--- start ---
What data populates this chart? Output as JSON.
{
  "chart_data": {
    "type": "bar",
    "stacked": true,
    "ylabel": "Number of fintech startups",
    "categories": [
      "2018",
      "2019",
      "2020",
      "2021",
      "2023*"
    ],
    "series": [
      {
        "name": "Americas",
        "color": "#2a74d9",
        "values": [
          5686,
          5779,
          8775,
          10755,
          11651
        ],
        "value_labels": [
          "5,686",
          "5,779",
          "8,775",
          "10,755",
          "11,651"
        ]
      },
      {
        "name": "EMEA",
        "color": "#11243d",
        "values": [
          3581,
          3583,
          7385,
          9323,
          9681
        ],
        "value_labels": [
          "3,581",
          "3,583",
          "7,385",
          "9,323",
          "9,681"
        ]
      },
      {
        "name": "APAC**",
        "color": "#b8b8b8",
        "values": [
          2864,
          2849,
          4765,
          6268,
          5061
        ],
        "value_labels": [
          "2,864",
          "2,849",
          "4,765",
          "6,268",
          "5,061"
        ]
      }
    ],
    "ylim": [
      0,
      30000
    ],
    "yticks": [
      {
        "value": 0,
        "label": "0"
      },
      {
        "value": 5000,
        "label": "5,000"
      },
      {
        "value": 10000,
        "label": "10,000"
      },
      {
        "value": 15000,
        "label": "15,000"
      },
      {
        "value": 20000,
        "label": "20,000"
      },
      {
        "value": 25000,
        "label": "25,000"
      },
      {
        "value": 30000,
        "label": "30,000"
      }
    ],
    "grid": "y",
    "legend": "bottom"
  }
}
--- end ---
__STATED EXERCISE__
Tally every line of the data that holds the word "color" and write the count alone.

__TASK SOLUTION__
3